§ Directions: Locate each line containing the string "Miscellaneous" and copy it out.

§ Provided records:

*****

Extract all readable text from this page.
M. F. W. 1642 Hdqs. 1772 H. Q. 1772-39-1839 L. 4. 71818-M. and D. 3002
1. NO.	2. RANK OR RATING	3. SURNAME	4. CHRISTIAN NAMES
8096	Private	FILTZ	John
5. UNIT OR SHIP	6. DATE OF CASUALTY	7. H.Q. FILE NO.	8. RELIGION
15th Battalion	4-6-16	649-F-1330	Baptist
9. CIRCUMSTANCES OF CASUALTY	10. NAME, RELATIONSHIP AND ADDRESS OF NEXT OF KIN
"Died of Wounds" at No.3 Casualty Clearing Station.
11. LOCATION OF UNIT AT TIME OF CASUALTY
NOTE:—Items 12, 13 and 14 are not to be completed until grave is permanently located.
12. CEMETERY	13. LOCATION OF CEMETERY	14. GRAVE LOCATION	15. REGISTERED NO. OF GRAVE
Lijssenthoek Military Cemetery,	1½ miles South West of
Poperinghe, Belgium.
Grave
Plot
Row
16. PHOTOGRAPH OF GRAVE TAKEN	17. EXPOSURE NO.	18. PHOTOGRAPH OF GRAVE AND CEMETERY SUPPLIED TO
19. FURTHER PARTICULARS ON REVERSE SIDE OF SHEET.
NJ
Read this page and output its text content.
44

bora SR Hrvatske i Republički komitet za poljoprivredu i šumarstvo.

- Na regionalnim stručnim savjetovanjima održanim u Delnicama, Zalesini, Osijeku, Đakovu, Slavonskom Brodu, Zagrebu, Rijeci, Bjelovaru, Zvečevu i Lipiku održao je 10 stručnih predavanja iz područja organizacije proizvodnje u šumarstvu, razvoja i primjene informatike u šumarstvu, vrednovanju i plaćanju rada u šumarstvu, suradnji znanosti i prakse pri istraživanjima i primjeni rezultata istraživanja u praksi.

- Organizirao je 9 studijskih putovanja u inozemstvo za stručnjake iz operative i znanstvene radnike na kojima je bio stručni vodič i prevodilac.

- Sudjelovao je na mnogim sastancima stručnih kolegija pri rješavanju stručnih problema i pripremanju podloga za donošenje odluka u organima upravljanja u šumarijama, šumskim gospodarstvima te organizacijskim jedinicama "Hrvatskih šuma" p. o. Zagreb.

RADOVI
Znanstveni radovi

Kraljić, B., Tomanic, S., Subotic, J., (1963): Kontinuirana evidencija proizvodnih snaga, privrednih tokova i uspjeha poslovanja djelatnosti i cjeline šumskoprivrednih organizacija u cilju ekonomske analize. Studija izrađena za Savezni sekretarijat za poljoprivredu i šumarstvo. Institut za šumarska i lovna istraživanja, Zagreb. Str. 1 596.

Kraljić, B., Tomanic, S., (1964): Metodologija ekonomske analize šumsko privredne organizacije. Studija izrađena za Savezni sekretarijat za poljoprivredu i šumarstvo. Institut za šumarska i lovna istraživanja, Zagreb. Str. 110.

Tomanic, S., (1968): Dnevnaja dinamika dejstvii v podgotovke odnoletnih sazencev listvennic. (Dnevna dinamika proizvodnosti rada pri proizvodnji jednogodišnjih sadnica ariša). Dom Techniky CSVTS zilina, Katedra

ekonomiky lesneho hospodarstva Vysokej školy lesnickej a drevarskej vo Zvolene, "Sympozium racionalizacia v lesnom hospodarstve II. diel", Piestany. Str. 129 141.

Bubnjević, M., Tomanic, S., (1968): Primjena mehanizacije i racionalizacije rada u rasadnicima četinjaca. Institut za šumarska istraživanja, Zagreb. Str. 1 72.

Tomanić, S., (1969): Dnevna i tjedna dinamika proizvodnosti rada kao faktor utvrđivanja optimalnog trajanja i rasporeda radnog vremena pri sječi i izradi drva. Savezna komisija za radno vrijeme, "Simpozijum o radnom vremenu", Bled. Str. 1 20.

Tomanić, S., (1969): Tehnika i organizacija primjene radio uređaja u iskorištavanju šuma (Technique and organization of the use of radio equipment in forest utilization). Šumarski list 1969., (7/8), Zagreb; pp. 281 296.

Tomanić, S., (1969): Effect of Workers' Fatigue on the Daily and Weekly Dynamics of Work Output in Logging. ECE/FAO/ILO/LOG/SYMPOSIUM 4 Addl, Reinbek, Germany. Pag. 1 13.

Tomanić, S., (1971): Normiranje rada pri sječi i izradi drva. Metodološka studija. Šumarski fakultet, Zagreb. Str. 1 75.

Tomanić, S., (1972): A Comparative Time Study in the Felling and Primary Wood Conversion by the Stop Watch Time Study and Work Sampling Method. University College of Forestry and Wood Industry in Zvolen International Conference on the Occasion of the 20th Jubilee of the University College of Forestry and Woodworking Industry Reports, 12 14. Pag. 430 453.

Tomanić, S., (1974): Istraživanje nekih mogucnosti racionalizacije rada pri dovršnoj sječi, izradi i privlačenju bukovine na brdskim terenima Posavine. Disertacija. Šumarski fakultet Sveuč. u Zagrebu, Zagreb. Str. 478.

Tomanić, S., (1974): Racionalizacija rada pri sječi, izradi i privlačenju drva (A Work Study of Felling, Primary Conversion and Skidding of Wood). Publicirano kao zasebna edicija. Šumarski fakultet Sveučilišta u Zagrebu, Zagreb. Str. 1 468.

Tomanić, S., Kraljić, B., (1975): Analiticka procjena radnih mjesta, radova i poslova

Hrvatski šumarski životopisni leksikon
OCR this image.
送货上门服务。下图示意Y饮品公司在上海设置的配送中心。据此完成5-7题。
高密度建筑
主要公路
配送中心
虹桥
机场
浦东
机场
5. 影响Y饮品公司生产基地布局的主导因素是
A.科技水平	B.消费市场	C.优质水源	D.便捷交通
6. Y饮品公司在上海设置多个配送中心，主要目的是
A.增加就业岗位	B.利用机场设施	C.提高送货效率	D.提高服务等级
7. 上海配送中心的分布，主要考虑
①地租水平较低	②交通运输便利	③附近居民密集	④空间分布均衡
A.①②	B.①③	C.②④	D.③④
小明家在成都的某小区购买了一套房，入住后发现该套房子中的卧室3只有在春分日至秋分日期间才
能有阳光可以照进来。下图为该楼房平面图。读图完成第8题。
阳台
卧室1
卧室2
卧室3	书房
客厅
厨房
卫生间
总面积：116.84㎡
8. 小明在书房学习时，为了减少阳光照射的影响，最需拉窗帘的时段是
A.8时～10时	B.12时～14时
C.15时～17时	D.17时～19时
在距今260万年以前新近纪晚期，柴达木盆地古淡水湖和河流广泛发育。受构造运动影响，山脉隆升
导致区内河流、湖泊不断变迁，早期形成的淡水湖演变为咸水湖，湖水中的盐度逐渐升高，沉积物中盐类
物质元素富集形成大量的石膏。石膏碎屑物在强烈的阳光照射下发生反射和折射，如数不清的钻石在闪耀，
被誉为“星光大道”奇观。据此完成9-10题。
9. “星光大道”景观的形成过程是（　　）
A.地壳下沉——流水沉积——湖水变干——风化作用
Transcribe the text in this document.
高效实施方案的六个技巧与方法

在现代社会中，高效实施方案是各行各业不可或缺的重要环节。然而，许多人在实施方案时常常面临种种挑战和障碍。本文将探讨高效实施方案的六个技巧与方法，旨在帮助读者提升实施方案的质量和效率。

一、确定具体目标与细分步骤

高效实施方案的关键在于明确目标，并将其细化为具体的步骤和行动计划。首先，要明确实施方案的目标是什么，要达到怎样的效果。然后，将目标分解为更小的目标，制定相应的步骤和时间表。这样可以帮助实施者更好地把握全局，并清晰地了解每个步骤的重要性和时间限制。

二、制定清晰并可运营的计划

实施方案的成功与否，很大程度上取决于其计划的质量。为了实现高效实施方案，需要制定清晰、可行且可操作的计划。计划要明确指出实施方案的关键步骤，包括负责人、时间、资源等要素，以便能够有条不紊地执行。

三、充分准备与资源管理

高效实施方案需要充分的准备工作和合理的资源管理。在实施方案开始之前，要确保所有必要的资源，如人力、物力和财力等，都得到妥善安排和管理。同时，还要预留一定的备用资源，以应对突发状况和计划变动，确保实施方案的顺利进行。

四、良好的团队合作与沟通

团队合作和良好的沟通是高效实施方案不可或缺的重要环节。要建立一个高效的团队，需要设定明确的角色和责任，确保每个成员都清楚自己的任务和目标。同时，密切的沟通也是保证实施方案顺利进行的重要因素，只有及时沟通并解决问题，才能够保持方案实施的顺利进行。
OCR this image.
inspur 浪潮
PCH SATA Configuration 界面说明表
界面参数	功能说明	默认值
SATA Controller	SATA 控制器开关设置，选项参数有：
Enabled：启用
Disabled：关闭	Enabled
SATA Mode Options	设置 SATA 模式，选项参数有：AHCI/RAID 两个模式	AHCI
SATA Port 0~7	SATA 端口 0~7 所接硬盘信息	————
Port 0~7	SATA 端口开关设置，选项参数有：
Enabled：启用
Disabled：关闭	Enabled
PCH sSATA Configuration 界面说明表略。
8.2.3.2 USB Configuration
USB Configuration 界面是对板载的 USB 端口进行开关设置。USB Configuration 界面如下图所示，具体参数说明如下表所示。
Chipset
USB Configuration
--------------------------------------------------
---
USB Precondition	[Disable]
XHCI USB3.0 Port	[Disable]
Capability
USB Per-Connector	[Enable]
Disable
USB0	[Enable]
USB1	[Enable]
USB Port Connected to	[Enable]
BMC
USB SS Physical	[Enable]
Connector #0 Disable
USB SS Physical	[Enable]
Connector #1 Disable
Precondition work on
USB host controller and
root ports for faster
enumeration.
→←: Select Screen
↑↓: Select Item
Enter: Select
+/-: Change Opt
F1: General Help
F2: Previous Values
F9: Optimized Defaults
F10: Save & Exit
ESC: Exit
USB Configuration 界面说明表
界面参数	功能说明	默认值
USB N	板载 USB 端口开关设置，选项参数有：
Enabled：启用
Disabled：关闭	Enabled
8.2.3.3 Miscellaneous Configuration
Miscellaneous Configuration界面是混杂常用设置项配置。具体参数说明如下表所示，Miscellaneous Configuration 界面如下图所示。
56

*****

§ Worked answer:
8.2.3.3 Miscellaneous Configuration
Miscellaneous Configuration界面是混杂常用设置项配置。具体参数说明如下表所示，Miscellaneous Configuration 界面如下图所示。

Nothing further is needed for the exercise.